- **GOAL**
Without the pictures, return all of the material exactly as written.

[start of INFORMATION SUPPLIED]

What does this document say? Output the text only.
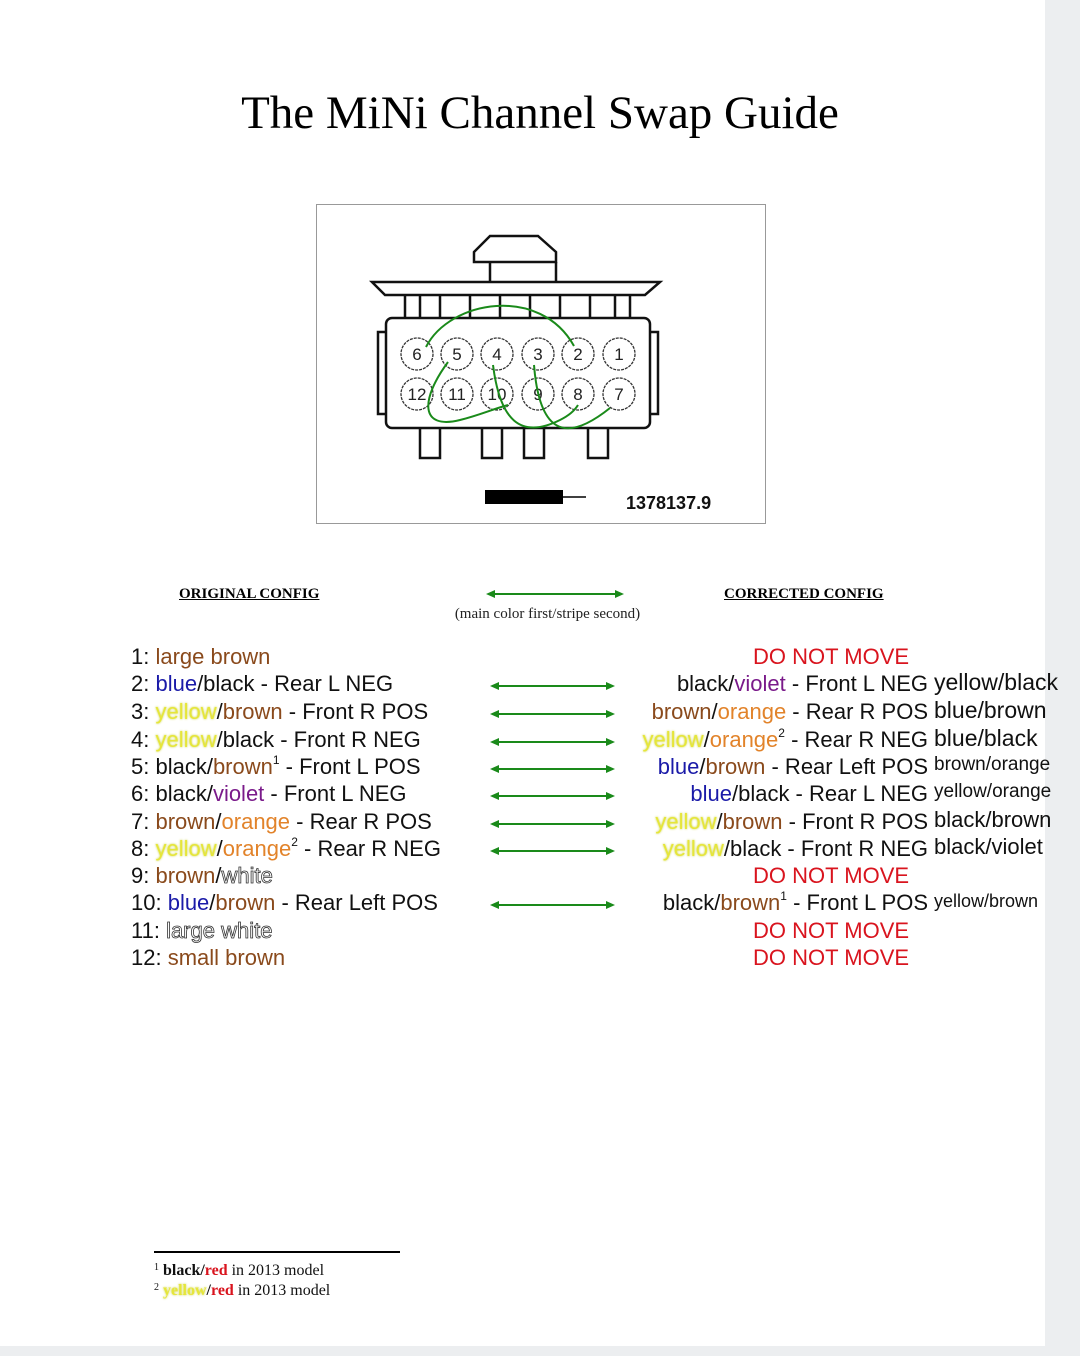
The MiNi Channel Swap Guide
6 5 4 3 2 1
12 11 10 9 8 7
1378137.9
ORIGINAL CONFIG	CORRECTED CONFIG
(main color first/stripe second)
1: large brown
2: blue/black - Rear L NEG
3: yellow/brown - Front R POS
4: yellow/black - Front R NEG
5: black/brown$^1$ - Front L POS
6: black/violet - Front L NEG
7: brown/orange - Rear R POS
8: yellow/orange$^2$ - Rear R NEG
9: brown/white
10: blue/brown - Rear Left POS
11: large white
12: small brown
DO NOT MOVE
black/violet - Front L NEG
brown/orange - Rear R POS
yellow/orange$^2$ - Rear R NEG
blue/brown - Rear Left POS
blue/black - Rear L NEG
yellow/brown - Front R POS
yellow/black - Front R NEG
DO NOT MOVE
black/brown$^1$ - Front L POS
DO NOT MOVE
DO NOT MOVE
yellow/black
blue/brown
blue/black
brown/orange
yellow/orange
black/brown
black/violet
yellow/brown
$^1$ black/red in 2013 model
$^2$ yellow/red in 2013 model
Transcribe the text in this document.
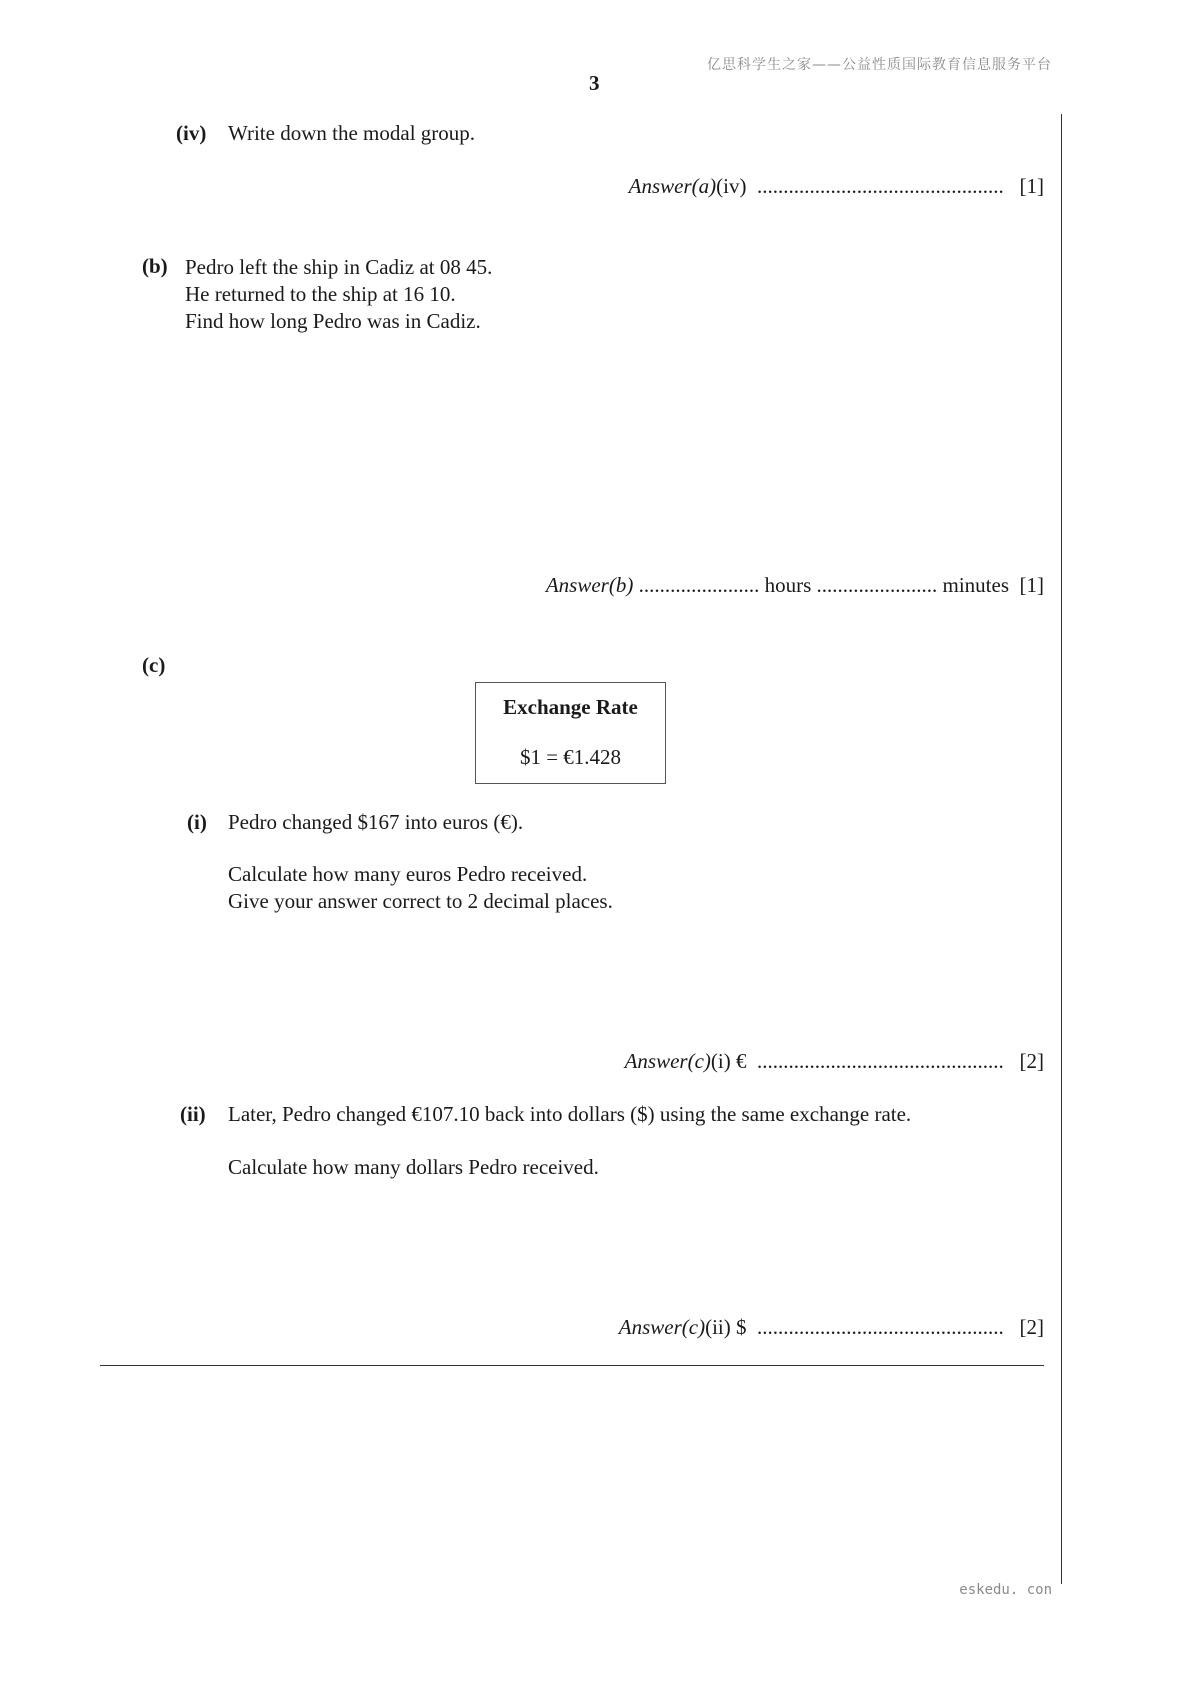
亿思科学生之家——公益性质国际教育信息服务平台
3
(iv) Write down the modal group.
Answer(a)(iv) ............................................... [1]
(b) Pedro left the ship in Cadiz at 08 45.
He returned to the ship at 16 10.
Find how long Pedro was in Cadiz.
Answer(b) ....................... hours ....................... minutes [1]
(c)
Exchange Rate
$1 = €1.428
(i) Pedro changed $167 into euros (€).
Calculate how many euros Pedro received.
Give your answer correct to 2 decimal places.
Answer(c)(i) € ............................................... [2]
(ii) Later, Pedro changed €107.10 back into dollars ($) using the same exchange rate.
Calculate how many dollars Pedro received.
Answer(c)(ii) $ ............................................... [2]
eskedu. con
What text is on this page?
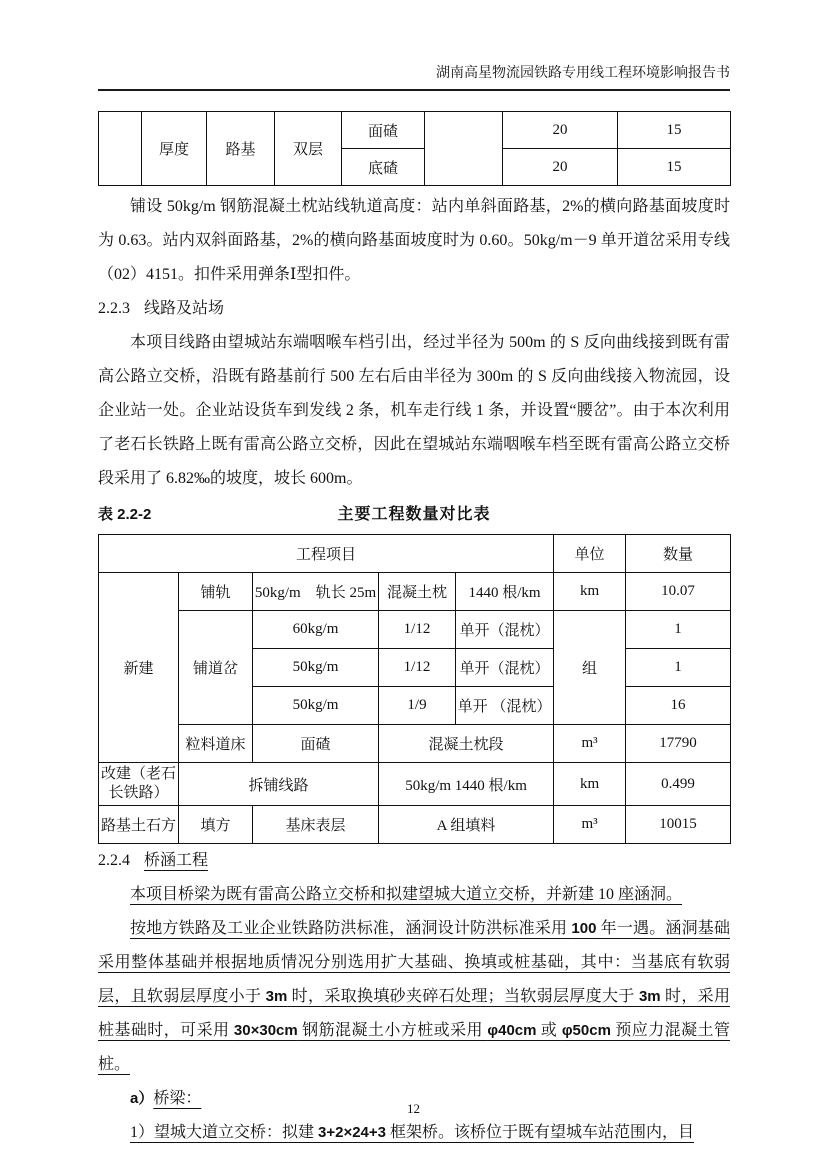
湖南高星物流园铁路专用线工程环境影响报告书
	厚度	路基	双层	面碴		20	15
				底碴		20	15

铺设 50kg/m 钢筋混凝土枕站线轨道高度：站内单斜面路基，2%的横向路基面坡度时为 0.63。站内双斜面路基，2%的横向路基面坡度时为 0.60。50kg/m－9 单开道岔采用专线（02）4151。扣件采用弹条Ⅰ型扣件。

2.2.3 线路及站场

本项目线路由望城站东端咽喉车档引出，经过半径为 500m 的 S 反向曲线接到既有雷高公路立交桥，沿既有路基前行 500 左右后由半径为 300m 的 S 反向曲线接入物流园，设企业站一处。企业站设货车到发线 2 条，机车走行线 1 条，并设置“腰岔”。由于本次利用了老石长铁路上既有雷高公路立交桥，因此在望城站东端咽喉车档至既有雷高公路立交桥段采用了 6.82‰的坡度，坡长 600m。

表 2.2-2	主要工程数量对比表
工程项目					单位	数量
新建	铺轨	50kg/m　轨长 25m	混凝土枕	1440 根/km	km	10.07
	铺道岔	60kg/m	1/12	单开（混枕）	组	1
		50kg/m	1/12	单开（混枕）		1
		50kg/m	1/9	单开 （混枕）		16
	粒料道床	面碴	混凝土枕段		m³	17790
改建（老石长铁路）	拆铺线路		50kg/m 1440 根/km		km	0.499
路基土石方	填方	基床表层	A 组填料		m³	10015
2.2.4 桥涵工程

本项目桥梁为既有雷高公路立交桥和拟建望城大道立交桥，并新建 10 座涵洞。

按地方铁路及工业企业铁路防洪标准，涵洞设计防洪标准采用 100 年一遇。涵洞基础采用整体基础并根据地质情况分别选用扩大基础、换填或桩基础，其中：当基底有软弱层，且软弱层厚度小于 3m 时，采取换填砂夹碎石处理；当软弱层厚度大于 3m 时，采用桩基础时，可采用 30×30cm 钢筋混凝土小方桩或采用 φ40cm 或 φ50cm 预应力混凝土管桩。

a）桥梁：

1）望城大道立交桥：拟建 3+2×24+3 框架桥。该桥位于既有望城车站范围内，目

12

[end of INFORMATION SUPPLIED]

- **WRITTEN REPLY**
What does this document say? Output the text only.
The MiNi Channel Swap Guide
6 5 4 3 2 1
12 11 10 9 8 7
1378137.9
ORIGINAL CONFIG	CORRECTED CONFIG
(main color first/stripe second)
1: large brown
2: blue/black - Rear L NEG
3: yellow/brown - Front R POS
4: yellow/black - Front R NEG
5: black/brown$^1$ - Front L POS
6: black/violet - Front L NEG
7: brown/orange - Rear R POS
8: yellow/orange$^2$ - Rear R NEG
9: brown/white
10: blue/brown - Rear Left POS
11: large white
12: small brown
DO NOT MOVE
black/violet - Front L NEG
brown/orange - Rear R POS
yellow/orange$^2$ - Rear R NEG
blue/brown - Rear Left POS
blue/black - Rear L NEG
yellow/brown - Front R POS
yellow/black - Front R NEG
DO NOT MOVE
black/brown$^1$ - Front L POS
DO NOT MOVE
DO NOT MOVE
yellow/black
blue/brown
blue/black
brown/orange
yellow/orange
black/brown
black/violet
yellow/brown
$^1$ black/red in 2013 model
$^2$ yellow/red in 2013 model
Transcribe the text in this document.
亿思科学生之家——公益性质国际教育信息服务平台
3
(iv) Write down the modal group.
Answer(a)(iv) ............................................... [1]
(b) Pedro left the ship in Cadiz at 08 45.
He returned to the ship at 16 10.
Find how long Pedro was in Cadiz.
Answer(b) ....................... hours ....................... minutes [1]
(c)
Exchange Rate
$1 = €1.428
(i) Pedro changed $167 into euros (€).
Calculate how many euros Pedro received.
Give your answer correct to 2 decimal places.
Answer(c)(i) € ............................................... [2]
(ii) Later, Pedro changed €107.10 back into dollars ($) using the same exchange rate.
Calculate how many dollars Pedro received.
Answer(c)(ii) $ ............................................... [2]
eskedu. con
What text is on this page?
湖南高星物流园铁路专用线工程环境影响报告书
	厚度	路基	双层	面碴		20	15
				底碴		20	15

铺设 50kg/m 钢筋混凝土枕站线轨道高度：站内单斜面路基，2%的横向路基面坡度时为 0.63。站内双斜面路基，2%的横向路基面坡度时为 0.60。50kg/m－9 单开道岔采用专线（02）4151。扣件采用弹条Ⅰ型扣件。

2.2.3 线路及站场

本项目线路由望城站东端咽喉车档引出，经过半径为 500m 的 S 反向曲线接到既有雷高公路立交桥，沿既有路基前行 500 左右后由半径为 300m 的 S 反向曲线接入物流园，设企业站一处。企业站设货车到发线 2 条，机车走行线 1 条，并设置“腰岔”。由于本次利用了老石长铁路上既有雷高公路立交桥，因此在望城站东端咽喉车档至既有雷高公路立交桥段采用了 6.82‰的坡度，坡长 600m。

表 2.2-2	主要工程数量对比表
工程项目					单位	数量
新建	铺轨	50kg/m　轨长 25m	混凝土枕	1440 根/km	km	10.07
	铺道岔	60kg/m	1/12	单开（混枕）	组	1
		50kg/m	1/12	单开（混枕）		1
		50kg/m	1/9	单开 （混枕）		16
	粒料道床	面碴	混凝土枕段		m³	17790
改建（老石长铁路）	拆铺线路		50kg/m 1440 根/km		km	0.499
路基土石方	填方	基床表层	A 组填料		m³	10015
2.2.4 桥涵工程

本项目桥梁为既有雷高公路立交桥和拟建望城大道立交桥，并新建 10 座涵洞。

按地方铁路及工业企业铁路防洪标准，涵洞设计防洪标准采用 100 年一遇。涵洞基础采用整体基础并根据地质情况分别选用扩大基础、换填或桩基础，其中：当基底有软弱层，且软弱层厚度小于 3m 时，采取换填砂夹碎石处理；当软弱层厚度大于 3m 时，采用桩基础时，可采用 30×30cm 钢筋混凝土小方桩或采用 φ40cm 或 φ50cm 预应力混凝土管桩。

a）桥梁：

1）望城大道立交桥：拟建 3+2×24+3 框架桥。该桥位于既有望城车站范围内，目

12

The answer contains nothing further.